[Records supplied Boundary: Start]

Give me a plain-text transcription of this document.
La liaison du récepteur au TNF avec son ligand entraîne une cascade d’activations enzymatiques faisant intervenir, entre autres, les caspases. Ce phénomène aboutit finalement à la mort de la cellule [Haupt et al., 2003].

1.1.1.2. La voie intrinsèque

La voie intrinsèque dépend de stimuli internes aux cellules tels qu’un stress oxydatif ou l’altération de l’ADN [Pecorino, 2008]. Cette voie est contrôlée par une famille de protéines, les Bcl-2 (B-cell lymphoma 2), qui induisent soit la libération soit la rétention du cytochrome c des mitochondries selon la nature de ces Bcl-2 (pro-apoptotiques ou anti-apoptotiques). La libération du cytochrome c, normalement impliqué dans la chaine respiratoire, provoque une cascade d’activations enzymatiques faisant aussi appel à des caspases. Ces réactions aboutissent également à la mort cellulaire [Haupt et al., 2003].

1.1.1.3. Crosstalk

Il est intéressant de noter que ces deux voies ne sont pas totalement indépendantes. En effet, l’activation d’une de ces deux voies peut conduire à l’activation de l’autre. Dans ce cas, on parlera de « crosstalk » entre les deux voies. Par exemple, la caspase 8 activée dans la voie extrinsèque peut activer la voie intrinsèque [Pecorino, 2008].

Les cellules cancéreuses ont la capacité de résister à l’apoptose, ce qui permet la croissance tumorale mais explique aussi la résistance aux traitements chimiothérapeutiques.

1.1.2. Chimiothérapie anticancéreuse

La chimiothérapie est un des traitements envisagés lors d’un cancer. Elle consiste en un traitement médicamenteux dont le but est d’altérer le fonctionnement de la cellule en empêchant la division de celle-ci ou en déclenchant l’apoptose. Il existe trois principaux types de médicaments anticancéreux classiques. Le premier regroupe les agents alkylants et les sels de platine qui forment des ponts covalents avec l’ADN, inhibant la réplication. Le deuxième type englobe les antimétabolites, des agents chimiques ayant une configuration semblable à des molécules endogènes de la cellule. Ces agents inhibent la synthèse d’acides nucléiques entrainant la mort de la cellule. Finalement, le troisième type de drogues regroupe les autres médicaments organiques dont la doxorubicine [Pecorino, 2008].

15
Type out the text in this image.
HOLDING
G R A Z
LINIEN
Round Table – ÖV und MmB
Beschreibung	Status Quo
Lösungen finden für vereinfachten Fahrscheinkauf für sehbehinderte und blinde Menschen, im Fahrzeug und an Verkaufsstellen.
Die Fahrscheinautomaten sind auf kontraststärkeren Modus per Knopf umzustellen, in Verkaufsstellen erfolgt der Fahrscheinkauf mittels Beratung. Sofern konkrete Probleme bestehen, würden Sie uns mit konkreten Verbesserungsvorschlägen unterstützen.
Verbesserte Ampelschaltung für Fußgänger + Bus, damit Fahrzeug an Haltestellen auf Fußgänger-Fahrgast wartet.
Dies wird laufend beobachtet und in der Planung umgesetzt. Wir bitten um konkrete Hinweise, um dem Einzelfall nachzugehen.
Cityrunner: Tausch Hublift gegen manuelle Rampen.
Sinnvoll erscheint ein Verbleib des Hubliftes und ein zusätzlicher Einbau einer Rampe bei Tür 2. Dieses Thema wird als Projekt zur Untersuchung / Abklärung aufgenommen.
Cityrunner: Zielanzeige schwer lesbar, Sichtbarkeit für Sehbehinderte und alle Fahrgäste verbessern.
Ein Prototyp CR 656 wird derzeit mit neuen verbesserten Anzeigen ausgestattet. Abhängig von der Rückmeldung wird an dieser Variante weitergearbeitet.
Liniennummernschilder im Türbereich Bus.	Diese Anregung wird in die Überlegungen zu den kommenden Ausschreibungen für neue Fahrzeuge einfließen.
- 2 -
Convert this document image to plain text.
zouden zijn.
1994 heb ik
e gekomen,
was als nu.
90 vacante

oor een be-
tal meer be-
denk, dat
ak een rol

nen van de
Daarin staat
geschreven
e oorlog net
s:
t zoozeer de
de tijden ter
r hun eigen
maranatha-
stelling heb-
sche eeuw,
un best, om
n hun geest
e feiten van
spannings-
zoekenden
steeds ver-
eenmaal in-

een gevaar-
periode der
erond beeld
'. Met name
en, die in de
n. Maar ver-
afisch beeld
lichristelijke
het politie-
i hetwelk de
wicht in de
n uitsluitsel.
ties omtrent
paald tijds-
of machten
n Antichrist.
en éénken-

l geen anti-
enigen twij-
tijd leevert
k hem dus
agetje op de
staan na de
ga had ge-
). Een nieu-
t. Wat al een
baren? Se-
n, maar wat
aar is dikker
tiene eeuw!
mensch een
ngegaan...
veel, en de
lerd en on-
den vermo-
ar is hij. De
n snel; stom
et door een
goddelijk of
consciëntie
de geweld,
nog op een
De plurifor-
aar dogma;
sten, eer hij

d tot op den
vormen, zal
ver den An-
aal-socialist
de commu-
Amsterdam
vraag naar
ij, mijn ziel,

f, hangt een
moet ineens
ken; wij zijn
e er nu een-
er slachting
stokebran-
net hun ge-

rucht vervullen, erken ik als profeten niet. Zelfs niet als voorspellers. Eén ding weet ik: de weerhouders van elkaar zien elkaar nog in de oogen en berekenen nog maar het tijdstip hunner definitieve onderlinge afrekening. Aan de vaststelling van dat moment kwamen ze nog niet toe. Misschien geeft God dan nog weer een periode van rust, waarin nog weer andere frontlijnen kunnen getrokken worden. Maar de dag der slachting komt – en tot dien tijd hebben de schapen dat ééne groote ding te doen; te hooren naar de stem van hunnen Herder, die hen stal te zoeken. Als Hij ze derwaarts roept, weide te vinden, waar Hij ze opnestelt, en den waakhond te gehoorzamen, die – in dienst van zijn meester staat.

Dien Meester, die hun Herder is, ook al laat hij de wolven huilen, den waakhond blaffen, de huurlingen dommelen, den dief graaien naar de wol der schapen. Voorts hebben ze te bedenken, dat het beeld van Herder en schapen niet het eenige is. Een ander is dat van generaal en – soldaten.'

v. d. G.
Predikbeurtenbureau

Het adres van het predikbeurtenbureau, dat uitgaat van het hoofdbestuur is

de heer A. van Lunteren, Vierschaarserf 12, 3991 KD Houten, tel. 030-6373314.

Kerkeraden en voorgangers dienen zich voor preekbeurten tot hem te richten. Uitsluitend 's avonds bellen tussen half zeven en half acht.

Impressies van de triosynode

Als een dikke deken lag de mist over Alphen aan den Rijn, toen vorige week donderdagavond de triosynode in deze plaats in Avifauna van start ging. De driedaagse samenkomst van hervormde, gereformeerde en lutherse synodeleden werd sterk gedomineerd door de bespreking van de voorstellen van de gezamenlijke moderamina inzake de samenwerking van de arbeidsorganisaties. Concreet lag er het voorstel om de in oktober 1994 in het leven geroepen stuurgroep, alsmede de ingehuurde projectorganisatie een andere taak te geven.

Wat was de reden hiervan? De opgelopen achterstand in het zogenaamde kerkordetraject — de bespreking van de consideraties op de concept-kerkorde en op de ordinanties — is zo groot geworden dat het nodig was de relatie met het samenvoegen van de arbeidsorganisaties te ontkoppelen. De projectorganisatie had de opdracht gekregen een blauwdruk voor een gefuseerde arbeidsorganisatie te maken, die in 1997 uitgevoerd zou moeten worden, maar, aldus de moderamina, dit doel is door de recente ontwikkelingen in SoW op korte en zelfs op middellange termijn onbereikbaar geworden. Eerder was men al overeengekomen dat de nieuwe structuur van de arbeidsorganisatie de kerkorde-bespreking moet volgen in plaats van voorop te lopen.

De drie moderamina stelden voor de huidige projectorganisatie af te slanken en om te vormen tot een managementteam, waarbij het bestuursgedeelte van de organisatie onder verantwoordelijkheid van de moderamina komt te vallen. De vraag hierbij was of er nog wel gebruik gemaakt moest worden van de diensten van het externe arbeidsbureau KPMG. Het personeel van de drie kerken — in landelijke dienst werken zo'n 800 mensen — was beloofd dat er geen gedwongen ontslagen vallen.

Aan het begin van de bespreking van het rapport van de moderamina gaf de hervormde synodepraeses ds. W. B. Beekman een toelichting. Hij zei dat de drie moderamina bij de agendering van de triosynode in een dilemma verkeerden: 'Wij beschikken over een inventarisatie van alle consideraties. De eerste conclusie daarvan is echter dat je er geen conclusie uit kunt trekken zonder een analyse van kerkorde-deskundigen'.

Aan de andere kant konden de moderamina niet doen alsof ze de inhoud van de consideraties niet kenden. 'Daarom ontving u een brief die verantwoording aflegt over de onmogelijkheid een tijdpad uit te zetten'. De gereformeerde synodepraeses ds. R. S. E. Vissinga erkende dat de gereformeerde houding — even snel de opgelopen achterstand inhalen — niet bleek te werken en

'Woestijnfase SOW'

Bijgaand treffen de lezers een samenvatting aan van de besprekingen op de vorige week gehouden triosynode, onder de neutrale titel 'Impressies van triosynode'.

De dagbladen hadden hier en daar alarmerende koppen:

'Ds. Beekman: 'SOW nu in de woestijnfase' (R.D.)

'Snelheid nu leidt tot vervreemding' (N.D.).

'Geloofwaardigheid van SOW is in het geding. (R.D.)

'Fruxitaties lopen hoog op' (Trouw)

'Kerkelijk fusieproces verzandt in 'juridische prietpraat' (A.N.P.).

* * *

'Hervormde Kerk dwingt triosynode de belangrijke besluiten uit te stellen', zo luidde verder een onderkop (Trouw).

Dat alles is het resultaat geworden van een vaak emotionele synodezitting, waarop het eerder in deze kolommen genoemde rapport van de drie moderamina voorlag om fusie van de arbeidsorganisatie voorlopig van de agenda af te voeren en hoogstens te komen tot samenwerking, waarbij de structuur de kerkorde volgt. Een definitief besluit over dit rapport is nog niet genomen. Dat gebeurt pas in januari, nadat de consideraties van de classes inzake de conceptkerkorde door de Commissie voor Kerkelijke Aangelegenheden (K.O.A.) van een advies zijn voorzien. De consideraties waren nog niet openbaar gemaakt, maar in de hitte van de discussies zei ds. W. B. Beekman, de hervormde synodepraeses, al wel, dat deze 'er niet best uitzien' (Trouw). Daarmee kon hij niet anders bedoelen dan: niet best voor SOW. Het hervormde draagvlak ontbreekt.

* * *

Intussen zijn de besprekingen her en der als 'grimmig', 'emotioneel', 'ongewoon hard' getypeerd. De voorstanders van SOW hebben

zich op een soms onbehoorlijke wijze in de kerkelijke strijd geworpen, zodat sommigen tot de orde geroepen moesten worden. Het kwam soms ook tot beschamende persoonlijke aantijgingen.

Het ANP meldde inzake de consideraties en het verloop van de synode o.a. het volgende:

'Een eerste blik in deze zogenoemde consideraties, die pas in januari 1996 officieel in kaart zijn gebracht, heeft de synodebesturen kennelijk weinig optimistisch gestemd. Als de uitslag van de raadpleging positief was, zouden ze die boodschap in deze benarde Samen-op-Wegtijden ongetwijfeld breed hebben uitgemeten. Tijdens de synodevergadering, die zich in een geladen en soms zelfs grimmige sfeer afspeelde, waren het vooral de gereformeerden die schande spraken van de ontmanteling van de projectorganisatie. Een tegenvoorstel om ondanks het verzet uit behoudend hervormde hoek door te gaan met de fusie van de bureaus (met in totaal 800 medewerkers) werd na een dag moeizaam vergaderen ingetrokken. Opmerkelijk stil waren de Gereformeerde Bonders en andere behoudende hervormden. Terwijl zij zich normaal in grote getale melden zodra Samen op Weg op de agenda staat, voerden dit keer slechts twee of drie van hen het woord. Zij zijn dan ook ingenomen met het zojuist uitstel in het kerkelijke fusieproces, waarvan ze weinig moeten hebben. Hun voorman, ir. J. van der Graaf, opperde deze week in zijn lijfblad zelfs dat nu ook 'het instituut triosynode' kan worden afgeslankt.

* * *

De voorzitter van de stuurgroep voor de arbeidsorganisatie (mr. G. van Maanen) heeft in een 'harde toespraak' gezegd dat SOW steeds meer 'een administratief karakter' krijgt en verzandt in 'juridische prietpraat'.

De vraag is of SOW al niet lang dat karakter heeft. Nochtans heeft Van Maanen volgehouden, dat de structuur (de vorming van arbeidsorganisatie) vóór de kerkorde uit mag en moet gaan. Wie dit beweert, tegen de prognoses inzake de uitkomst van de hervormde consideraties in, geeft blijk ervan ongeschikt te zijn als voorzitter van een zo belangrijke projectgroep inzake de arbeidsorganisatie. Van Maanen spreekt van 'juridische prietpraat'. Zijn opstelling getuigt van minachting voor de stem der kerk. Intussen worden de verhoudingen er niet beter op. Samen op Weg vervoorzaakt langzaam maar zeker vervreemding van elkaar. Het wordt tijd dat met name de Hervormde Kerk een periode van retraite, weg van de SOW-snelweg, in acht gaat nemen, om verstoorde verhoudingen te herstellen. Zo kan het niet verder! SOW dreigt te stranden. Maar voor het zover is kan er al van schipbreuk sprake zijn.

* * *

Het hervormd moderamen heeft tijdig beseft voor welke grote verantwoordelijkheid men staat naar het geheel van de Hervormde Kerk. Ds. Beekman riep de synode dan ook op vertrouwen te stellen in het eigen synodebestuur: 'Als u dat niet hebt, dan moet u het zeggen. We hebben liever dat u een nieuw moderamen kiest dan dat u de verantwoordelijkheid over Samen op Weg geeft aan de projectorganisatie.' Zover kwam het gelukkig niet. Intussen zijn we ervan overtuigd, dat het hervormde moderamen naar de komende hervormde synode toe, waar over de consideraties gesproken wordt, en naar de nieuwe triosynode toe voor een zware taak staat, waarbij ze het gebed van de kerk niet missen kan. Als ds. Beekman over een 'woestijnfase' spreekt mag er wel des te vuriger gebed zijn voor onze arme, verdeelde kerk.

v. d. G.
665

[Records supplied Boundary: End]

From the records, copy out each line that includes the string "Cityrunner".

* _The completed task_:
Cityrunner: Tausch Hublift gegen manuelle Rampen.
Cityrunner: Zielanzeige schwer lesbar, Sichtbarkeit für Sehbehinderte und alle Fahrgäste verbessern.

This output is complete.